begin Dataset records

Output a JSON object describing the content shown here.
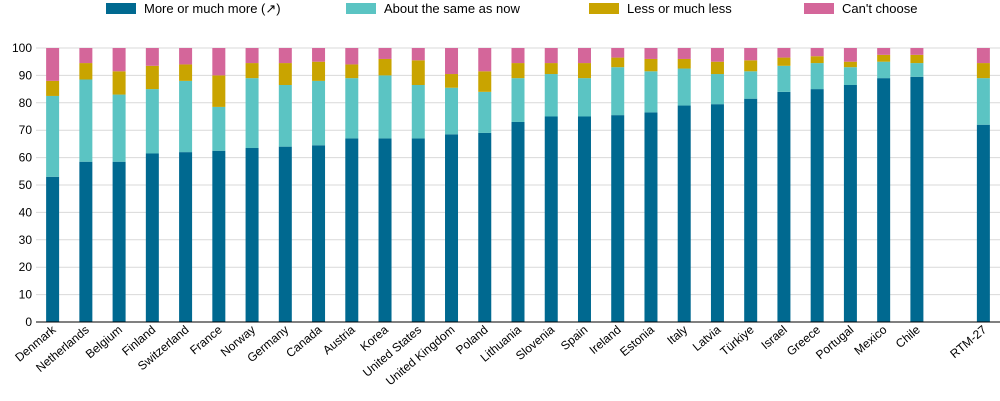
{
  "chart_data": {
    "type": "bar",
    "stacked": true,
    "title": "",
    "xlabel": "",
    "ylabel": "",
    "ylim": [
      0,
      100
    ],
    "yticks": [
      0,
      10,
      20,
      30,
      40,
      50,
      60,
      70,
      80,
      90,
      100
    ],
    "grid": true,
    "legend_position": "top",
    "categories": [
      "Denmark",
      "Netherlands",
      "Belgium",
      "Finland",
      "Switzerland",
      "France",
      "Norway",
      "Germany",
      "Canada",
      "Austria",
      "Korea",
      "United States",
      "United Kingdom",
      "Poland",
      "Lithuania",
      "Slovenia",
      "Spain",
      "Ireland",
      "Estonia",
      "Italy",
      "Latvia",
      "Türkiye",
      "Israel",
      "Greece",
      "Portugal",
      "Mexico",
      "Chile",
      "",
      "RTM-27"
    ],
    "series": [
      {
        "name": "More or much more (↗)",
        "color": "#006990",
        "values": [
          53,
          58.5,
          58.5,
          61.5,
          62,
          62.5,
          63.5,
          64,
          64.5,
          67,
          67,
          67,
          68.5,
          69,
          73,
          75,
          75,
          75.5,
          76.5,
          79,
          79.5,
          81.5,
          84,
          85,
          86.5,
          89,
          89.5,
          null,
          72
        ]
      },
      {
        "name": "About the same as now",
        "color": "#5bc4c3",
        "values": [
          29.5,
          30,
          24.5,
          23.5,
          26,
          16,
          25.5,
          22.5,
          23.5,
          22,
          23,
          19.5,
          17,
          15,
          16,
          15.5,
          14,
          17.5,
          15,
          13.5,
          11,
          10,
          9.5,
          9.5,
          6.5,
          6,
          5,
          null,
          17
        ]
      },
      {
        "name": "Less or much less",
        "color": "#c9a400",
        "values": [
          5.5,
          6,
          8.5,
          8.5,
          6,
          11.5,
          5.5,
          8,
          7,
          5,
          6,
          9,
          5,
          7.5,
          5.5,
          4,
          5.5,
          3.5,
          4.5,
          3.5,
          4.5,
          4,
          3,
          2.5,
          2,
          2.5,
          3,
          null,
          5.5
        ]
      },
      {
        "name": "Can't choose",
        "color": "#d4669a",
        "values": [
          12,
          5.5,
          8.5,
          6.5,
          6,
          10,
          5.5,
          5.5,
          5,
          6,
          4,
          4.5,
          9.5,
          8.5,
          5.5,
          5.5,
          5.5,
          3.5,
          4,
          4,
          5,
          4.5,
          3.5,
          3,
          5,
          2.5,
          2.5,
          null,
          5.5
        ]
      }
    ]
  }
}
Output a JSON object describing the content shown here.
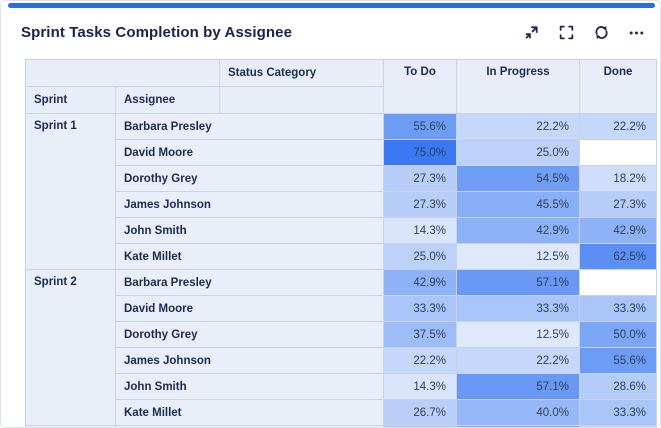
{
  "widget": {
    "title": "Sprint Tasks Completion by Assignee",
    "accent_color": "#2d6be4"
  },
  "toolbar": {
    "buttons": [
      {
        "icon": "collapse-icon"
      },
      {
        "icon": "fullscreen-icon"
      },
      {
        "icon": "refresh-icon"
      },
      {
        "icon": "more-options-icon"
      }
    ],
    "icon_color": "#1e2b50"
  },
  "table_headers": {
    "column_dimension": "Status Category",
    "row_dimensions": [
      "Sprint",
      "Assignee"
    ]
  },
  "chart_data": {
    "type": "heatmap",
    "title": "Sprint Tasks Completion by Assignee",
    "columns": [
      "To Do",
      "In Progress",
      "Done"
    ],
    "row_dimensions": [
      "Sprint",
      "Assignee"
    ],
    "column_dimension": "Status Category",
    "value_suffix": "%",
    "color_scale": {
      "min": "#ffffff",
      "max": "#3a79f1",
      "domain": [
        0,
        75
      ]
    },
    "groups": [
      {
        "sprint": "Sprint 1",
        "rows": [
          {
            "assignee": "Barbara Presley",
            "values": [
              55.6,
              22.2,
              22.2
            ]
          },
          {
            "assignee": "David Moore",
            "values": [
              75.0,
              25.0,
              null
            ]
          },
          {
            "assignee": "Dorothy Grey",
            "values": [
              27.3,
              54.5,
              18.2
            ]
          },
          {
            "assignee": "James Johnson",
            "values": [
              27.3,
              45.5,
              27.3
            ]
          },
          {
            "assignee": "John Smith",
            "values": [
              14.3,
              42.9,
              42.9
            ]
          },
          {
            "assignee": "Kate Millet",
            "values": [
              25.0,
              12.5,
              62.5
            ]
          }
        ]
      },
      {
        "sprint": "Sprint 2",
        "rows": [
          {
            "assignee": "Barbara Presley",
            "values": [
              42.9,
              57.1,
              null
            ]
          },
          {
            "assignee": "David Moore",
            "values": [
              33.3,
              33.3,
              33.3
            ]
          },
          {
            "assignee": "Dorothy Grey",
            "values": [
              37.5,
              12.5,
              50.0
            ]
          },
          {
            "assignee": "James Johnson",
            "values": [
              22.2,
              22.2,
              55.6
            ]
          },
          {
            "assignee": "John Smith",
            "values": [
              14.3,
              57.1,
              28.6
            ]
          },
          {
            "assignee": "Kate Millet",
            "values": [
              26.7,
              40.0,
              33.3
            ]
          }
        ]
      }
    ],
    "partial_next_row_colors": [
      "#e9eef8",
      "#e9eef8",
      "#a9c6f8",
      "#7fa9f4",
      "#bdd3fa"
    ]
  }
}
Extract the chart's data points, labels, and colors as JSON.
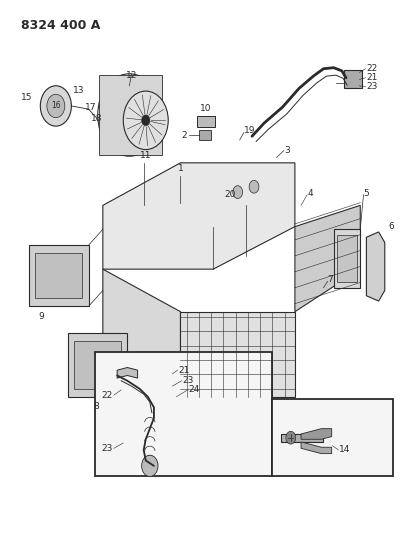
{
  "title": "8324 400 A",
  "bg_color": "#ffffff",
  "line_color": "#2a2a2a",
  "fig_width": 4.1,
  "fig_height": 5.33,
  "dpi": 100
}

end Dataset records

Given exercise: Quote every line of the records above exactly; no picture is to be copied.

Task answer:
Output a JSON object describing the content shown here.
{
  "chart_data": {
    "type": "bar",
    "stacked": true,
    "title": "",
    "xlabel": "",
    "ylabel": "",
    "ylim": [
      0,
      100
    ],
    "yticks": [
      0,
      10,
      20,
      30,
      40,
      50,
      60,
      70,
      80,
      90,
      100
    ],
    "grid": true,
    "legend_position": "top",
    "categories": [
      "Denmark",
      "Netherlands",
      "Belgium",
      "Finland",
      "Switzerland",
      "France",
      "Norway",
      "Germany",
      "Canada",
      "Austria",
      "Korea",
      "United States",
      "United Kingdom",
      "Poland",
      "Lithuania",
      "Slovenia",
      "Spain",
      "Ireland",
      "Estonia",
      "Italy",
      "Latvia",
      "Türkiye",
      "Israel",
      "Greece",
      "Portugal",
      "Mexico",
      "Chile",
      "",
      "RTM-27"
    ],
    "series": [
      {
        "name": "More or much more (↗)",
        "color": "#006990",
        "values": [
          53,
          58.5,
          58.5,
          61.5,
          62,
          62.5,
          63.5,
          64,
          64.5,
          67,
          67,
          67,
          68.5,
          69,
          73,
          75,
          75,
          75.5,
          76.5,
          79,
          79.5,
          81.5,
          84,
          85,
          86.5,
          89,
          89.5,
          null,
          72
        ]
      },
      {
        "name": "About the same as now",
        "color": "#5bc4c3",
        "values": [
          29.5,
          30,
          24.5,
          23.5,
          26,
          16,
          25.5,
          22.5,
          23.5,
          22,
          23,
          19.5,
          17,
          15,
          16,
          15.5,
          14,
          17.5,
          15,
          13.5,
          11,
          10,
          9.5,
          9.5,
          6.5,
          6,
          5,
          null,
          17
        ]
      },
      {
        "name": "Less or much less",
        "color": "#c9a400",
        "values": [
          5.5,
          6,
          8.5,
          8.5,
          6,
          11.5,
          5.5,
          8,
          7,
          5,
          6,
          9,
          5,
          7.5,
          5.5,
          4,
          5.5,
          3.5,
          4.5,
          3.5,
          4.5,
          4,
          3,
          2.5,
          2,
          2.5,
          3,
          null,
          5.5
        ]
      },
      {
        "name": "Can't choose",
        "color": "#d4669a",
        "values": [
          12,
          5.5,
          8.5,
          6.5,
          6,
          10,
          5.5,
          5.5,
          5,
          6,
          4,
          4.5,
          9.5,
          8.5,
          5.5,
          5.5,
          5.5,
          3.5,
          4,
          4,
          5,
          4.5,
          3.5,
          3,
          5,
          2.5,
          2.5,
          null,
          5.5
        ]
      }
    ]
  }
}
Output a JSON object describing the content shown here.
{
  "widget": {
    "title": "Sprint Tasks Completion by Assignee",
    "accent_color": "#2d6be4"
  },
  "toolbar": {
    "buttons": [
      {
        "icon": "collapse-icon"
      },
      {
        "icon": "fullscreen-icon"
      },
      {
        "icon": "refresh-icon"
      },
      {
        "icon": "more-options-icon"
      }
    ],
    "icon_color": "#1e2b50"
  },
  "table_headers": {
    "column_dimension": "Status Category",
    "row_dimensions": [
      "Sprint",
      "Assignee"
    ]
  },
  "chart_data": {
    "type": "heatmap",
    "title": "Sprint Tasks Completion by Assignee",
    "columns": [
      "To Do",
      "In Progress",
      "Done"
    ],
    "row_dimensions": [
      "Sprint",
      "Assignee"
    ],
    "column_dimension": "Status Category",
    "value_suffix": "%",
    "color_scale": {
      "min": "#ffffff",
      "max": "#3a79f1",
      "domain": [
        0,
        75
      ]
    },
    "groups": [
      {
        "sprint": "Sprint 1",
        "rows": [
          {
            "assignee": "Barbara Presley",
            "values": [
              55.6,
              22.2,
              22.2
            ]
          },
          {
            "assignee": "David Moore",
            "values": [
              75.0,
              25.0,
              null
            ]
          },
          {
            "assignee": "Dorothy Grey",
            "values": [
              27.3,
              54.5,
              18.2
            ]
          },
          {
            "assignee": "James Johnson",
            "values": [
              27.3,
              45.5,
              27.3
            ]
          },
          {
            "assignee": "John Smith",
            "values": [
              14.3,
              42.9,
              42.9
            ]
          },
          {
            "assignee": "Kate Millet",
            "values": [
              25.0,
              12.5,
              62.5
            ]
          }
        ]
      },
      {
        "sprint": "Sprint 2",
        "rows": [
          {
            "assignee": "Barbara Presley",
            "values": [
              42.9,
              57.1,
              null
            ]
          },
          {
            "assignee": "David Moore",
            "values": [
              33.3,
              33.3,
              33.3
            ]
          },
          {
            "assignee": "Dorothy Grey",
            "values": [
              37.5,
              12.5,
              50.0
            ]
          },
          {
            "assignee": "James Johnson",
            "values": [
              22.2,
              22.2,
              55.6
            ]
          },
          {
            "assignee": "John Smith",
            "values": [
              14.3,
              57.1,
              28.6
            ]
          },
          {
            "assignee": "Kate Millet",
            "values": [
              26.7,
              40.0,
              33.3
            ]
          }
        ]
      }
    ],
    "partial_next_row_colors": [
      "#e9eef8",
      "#e9eef8",
      "#a9c6f8",
      "#7fa9f4",
      "#bdd3fa"
    ]
  }
}
Extract the chart's data points, labels, and colors as JSON.
{
  "title": "8324 400 A",
  "bg_color": "#ffffff",
  "line_color": "#2a2a2a",
  "fig_width": 4.1,
  "fig_height": 5.33,
  "dpi": 100
}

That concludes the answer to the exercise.